▶ **DIRECTION**
Translate into Spanish the sentence "I would prefer outlets on the front and back." from the forum thread below about a charging station power strip.

▶ **TEXT BLOCK**
# Charging Station Power Strip Question



## MT Stringer (Aug 15, 2012)

I am in the early stages of designing a charging station that will sit on top of an end table (another new project).

I am looking for a power strip, such as a rack mount that I can use...prolly 16 inches or less in length.

I would prefer outlets on the front and back. The reason being, I would like to plug the power cord into the back side (inside the charging station) so I can fold up the extra cord, and rout it to the laptop. The transformer would sit inside the cavity. The front outlets would be for charging various devices like phones, games, etc., especially when the grand kids come over. 

If you know of such an animal that doesn't cost an arm and a leg, please let me know. I would appreciate it. I really don't need more than 4-6 in the front and a couple in the rear.

Note: My project is subject to design changes...maybe even on the fly as I go.


----------



## RainMan 2.0 (May 6, 2014)

Mike we use crazy lengths of power strips all the time on our communications racks but I've never seen double sided ones? 
I'd have to ask the headend guys what it is we use exactly


----------



## Stick486 (Jan 4, 2013)

RainMan1 said:


> Mike we use crazy lengths of power strips all the time on our communications racks but I've never seen double sided ones?
> I'd have to ask the headend guys what it is we use exactly


wire mold makes one...

▶ **MATERIAL**
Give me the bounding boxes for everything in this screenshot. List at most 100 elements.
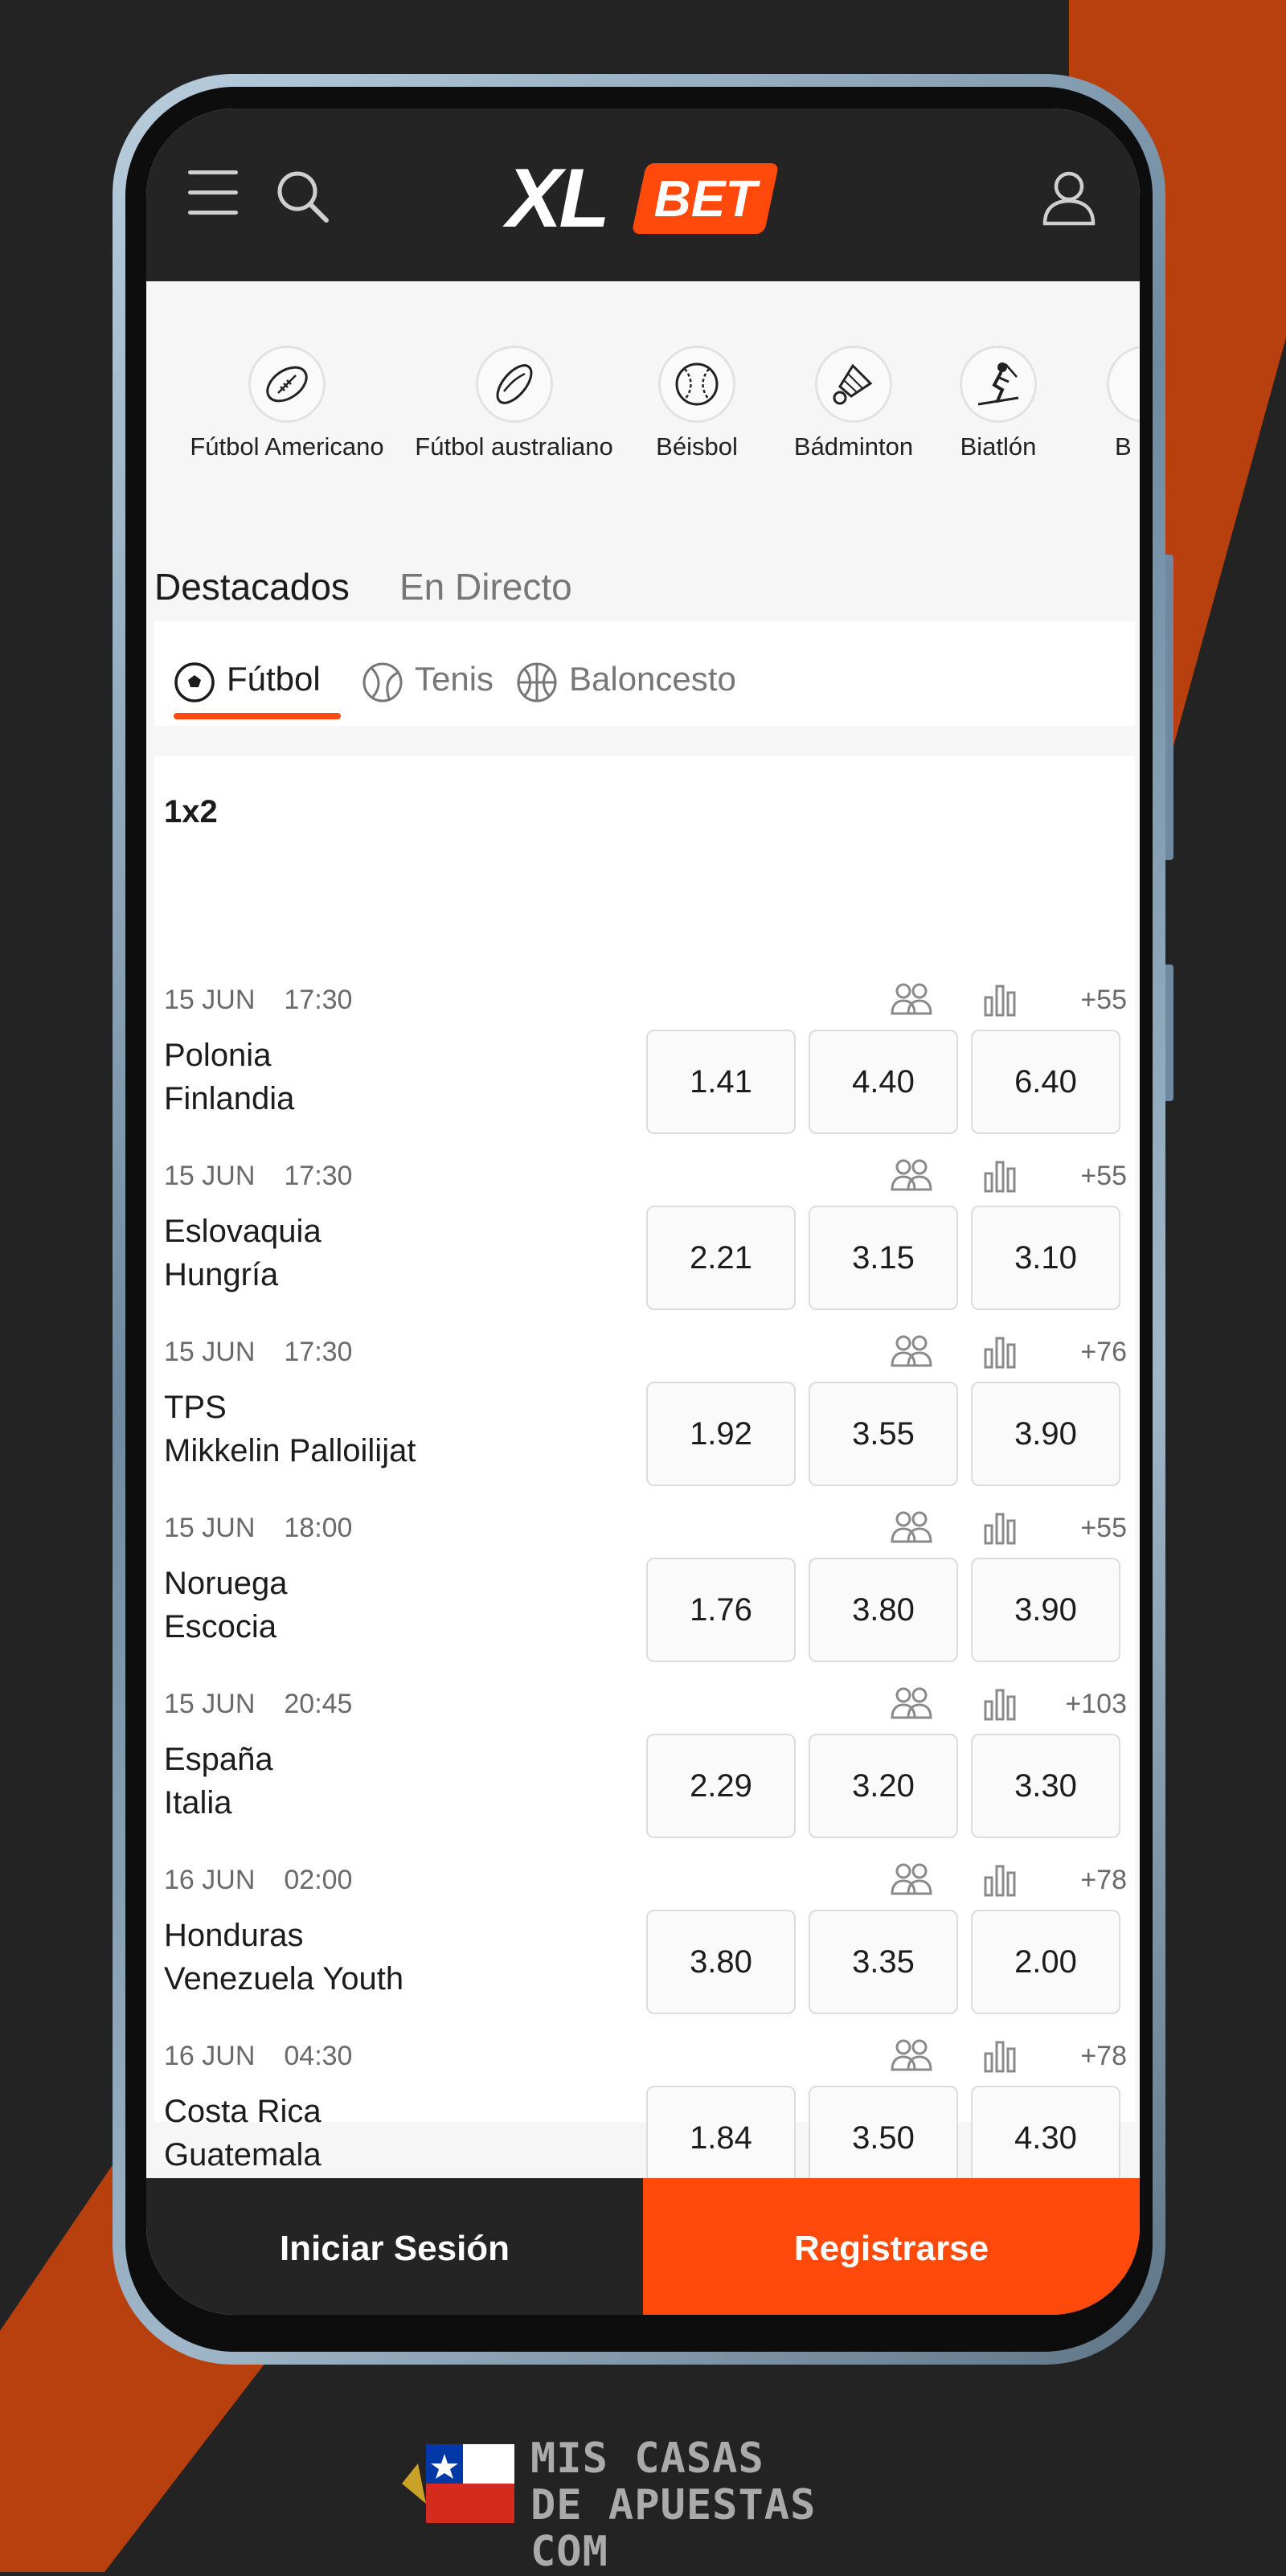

▶ **EXERCISE OUTPUT**
Preferiría tener tomacorrientes en la parte delantera y en la trasera.